(What this task involves):
Return all of the data exactly, with nothing left out but the pictures.

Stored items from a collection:
- - -
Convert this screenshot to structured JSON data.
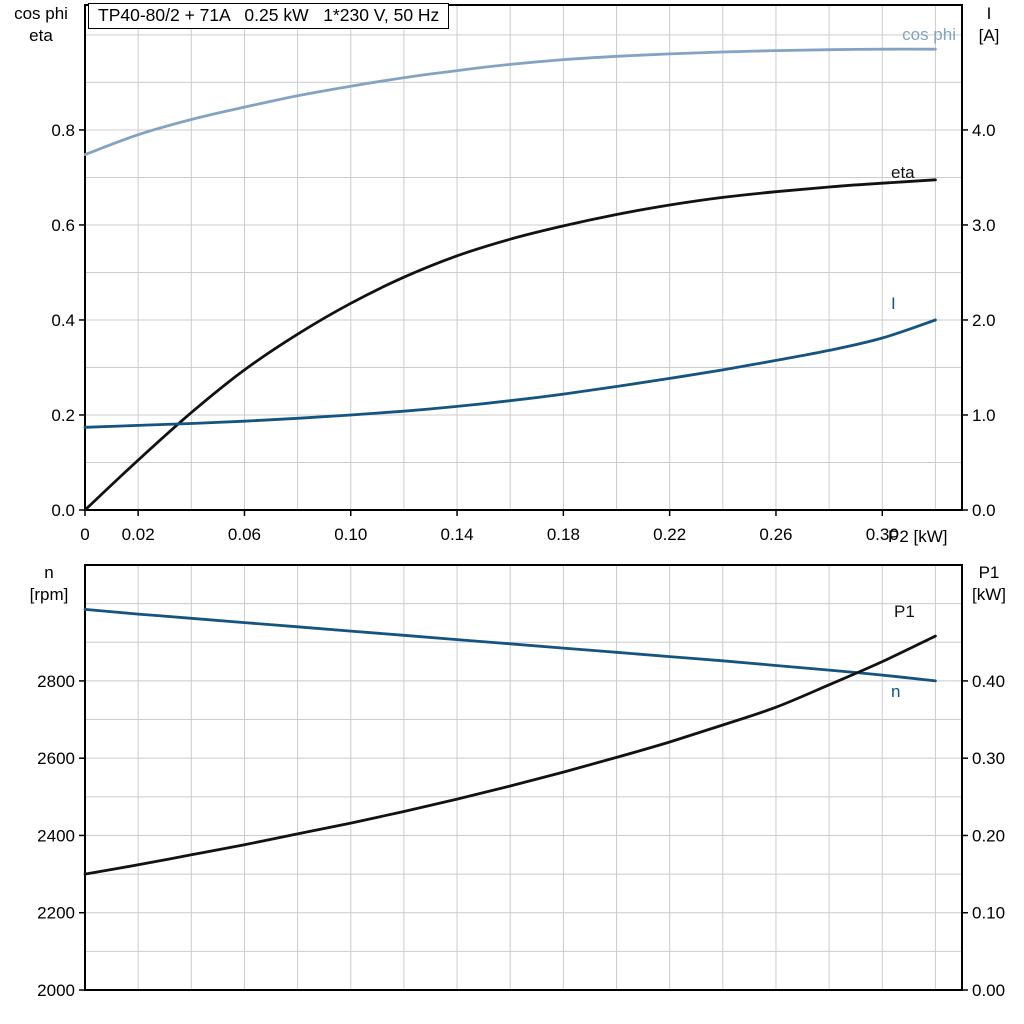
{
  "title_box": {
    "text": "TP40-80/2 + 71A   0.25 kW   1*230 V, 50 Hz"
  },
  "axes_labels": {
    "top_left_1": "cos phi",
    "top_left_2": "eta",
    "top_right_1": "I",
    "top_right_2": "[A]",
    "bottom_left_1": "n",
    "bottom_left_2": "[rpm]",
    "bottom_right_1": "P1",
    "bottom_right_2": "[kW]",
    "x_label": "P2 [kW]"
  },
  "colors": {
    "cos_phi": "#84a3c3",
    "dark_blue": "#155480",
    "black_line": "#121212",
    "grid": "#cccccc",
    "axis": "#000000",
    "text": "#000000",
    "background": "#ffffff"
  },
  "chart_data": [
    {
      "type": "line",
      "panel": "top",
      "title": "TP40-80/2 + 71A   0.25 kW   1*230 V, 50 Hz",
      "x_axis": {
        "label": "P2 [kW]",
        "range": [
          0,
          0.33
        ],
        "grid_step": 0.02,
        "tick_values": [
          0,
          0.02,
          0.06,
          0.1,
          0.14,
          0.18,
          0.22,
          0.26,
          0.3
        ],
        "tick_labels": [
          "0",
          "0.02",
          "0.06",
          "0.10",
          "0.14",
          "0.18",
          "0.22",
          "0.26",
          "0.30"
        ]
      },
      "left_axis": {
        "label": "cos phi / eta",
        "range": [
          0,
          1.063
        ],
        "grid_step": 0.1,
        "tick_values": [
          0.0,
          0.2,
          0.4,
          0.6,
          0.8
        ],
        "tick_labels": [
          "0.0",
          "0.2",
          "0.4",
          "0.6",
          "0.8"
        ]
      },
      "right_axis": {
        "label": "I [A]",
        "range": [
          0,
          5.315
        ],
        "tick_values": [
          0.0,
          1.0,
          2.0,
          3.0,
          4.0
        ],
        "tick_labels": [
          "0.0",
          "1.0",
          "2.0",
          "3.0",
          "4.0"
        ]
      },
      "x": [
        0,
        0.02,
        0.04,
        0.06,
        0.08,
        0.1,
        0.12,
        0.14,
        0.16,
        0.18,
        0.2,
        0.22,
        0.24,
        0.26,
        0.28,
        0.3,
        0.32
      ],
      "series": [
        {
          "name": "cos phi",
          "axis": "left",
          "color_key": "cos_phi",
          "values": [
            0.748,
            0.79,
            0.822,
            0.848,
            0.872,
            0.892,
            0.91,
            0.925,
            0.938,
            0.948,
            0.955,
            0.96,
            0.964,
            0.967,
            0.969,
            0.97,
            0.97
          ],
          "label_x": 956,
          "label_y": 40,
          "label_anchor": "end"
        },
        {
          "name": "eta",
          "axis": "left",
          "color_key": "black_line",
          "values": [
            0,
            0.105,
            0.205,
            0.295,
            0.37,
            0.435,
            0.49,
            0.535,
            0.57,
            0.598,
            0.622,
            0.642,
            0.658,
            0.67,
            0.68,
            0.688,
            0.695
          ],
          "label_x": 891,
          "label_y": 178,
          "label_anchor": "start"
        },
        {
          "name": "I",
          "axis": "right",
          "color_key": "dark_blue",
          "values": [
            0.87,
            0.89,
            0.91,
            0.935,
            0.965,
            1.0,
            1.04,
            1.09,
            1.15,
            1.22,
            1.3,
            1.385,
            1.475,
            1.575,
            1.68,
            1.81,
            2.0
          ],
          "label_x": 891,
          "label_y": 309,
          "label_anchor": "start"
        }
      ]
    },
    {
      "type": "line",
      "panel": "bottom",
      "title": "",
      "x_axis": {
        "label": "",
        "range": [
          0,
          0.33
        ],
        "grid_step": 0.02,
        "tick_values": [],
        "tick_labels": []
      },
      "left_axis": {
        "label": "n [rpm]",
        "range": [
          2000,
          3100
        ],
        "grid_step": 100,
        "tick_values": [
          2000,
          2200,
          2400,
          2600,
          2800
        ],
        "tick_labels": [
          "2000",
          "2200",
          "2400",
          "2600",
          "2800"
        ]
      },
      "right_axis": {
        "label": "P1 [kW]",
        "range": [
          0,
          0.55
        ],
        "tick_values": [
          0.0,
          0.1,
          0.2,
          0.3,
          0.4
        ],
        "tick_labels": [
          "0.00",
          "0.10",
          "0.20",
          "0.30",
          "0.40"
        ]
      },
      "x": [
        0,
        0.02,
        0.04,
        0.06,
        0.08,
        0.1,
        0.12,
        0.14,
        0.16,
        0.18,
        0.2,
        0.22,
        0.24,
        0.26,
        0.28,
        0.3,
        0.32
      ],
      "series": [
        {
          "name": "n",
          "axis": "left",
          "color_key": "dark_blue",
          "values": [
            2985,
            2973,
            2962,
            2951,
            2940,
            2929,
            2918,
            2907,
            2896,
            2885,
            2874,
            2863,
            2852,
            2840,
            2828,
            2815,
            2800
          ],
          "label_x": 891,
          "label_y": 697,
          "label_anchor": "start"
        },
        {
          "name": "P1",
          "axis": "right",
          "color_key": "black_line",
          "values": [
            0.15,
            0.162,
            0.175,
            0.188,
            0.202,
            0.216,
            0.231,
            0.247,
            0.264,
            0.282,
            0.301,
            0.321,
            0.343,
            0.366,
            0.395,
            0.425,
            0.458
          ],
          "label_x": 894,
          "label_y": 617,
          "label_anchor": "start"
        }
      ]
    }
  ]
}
- - -
(Complete answer):
Convert this screenshot to structured JSON data.
{
  "title_box": {
    "text": "TP40-80/2 + 71A   0.25 kW   1*230 V, 50 Hz"
  },
  "axes_labels": {
    "top_left_1": "cos phi",
    "top_left_2": "eta",
    "top_right_1": "I",
    "top_right_2": "[A]",
    "bottom_left_1": "n",
    "bottom_left_2": "[rpm]",
    "bottom_right_1": "P1",
    "bottom_right_2": "[kW]",
    "x_label": "P2 [kW]"
  },
  "colors": {
    "cos_phi": "#84a3c3",
    "dark_blue": "#155480",
    "black_line": "#121212",
    "grid": "#cccccc",
    "axis": "#000000",
    "text": "#000000",
    "background": "#ffffff"
  },
  "chart_data": [
    {
      "type": "line",
      "panel": "top",
      "title": "TP40-80/2 + 71A   0.25 kW   1*230 V, 50 Hz",
      "x_axis": {
        "label": "P2 [kW]",
        "range": [
          0,
          0.33
        ],
        "grid_step": 0.02,
        "tick_values": [
          0,
          0.02,
          0.06,
          0.1,
          0.14,
          0.18,
          0.22,
          0.26,
          0.3
        ],
        "tick_labels": [
          "0",
          "0.02",
          "0.06",
          "0.10",
          "0.14",
          "0.18",
          "0.22",
          "0.26",
          "0.30"
        ]
      },
      "left_axis": {
        "label": "cos phi / eta",
        "range": [
          0,
          1.063
        ],
        "grid_step": 0.1,
        "tick_values": [
          0.0,
          0.2,
          0.4,
          0.6,
          0.8
        ],
        "tick_labels": [
          "0.0",
          "0.2",
          "0.4",
          "0.6",
          "0.8"
        ]
      },
      "right_axis": {
        "label": "I [A]",
        "range": [
          0,
          5.315
        ],
        "tick_values": [
          0.0,
          1.0,
          2.0,
          3.0,
          4.0
        ],
        "tick_labels": [
          "0.0",
          "1.0",
          "2.0",
          "3.0",
          "4.0"
        ]
      },
      "x": [
        0,
        0.02,
        0.04,
        0.06,
        0.08,
        0.1,
        0.12,
        0.14,
        0.16,
        0.18,
        0.2,
        0.22,
        0.24,
        0.26,
        0.28,
        0.3,
        0.32
      ],
      "series": [
        {
          "name": "cos phi",
          "axis": "left",
          "color_key": "cos_phi",
          "values": [
            0.748,
            0.79,
            0.822,
            0.848,
            0.872,
            0.892,
            0.91,
            0.925,
            0.938,
            0.948,
            0.955,
            0.96,
            0.964,
            0.967,
            0.969,
            0.97,
            0.97
          ],
          "label_x": 956,
          "label_y": 40,
          "label_anchor": "end"
        },
        {
          "name": "eta",
          "axis": "left",
          "color_key": "black_line",
          "values": [
            0,
            0.105,
            0.205,
            0.295,
            0.37,
            0.435,
            0.49,
            0.535,
            0.57,
            0.598,
            0.622,
            0.642,
            0.658,
            0.67,
            0.68,
            0.688,
            0.695
          ],
          "label_x": 891,
          "label_y": 178,
          "label_anchor": "start"
        },
        {
          "name": "I",
          "axis": "right",
          "color_key": "dark_blue",
          "values": [
            0.87,
            0.89,
            0.91,
            0.935,
            0.965,
            1.0,
            1.04,
            1.09,
            1.15,
            1.22,
            1.3,
            1.385,
            1.475,
            1.575,
            1.68,
            1.81,
            2.0
          ],
          "label_x": 891,
          "label_y": 309,
          "label_anchor": "start"
        }
      ]
    },
    {
      "type": "line",
      "panel": "bottom",
      "title": "",
      "x_axis": {
        "label": "",
        "range": [
          0,
          0.33
        ],
        "grid_step": 0.02,
        "tick_values": [],
        "tick_labels": []
      },
      "left_axis": {
        "label": "n [rpm]",
        "range": [
          2000,
          3100
        ],
        "grid_step": 100,
        "tick_values": [
          2000,
          2200,
          2400,
          2600,
          2800
        ],
        "tick_labels": [
          "2000",
          "2200",
          "2400",
          "2600",
          "2800"
        ]
      },
      "right_axis": {
        "label": "P1 [kW]",
        "range": [
          0,
          0.55
        ],
        "tick_values": [
          0.0,
          0.1,
          0.2,
          0.3,
          0.4
        ],
        "tick_labels": [
          "0.00",
          "0.10",
          "0.20",
          "0.30",
          "0.40"
        ]
      },
      "x": [
        0,
        0.02,
        0.04,
        0.06,
        0.08,
        0.1,
        0.12,
        0.14,
        0.16,
        0.18,
        0.2,
        0.22,
        0.24,
        0.26,
        0.28,
        0.3,
        0.32
      ],
      "series": [
        {
          "name": "n",
          "axis": "left",
          "color_key": "dark_blue",
          "values": [
            2985,
            2973,
            2962,
            2951,
            2940,
            2929,
            2918,
            2907,
            2896,
            2885,
            2874,
            2863,
            2852,
            2840,
            2828,
            2815,
            2800
          ],
          "label_x": 891,
          "label_y": 697,
          "label_anchor": "start"
        },
        {
          "name": "P1",
          "axis": "right",
          "color_key": "black_line",
          "values": [
            0.15,
            0.162,
            0.175,
            0.188,
            0.202,
            0.216,
            0.231,
            0.247,
            0.264,
            0.282,
            0.301,
            0.321,
            0.343,
            0.366,
            0.395,
            0.425,
            0.458
          ],
          "label_x": 894,
          "label_y": 617,
          "label_anchor": "start"
        }
      ]
    }
  ]
}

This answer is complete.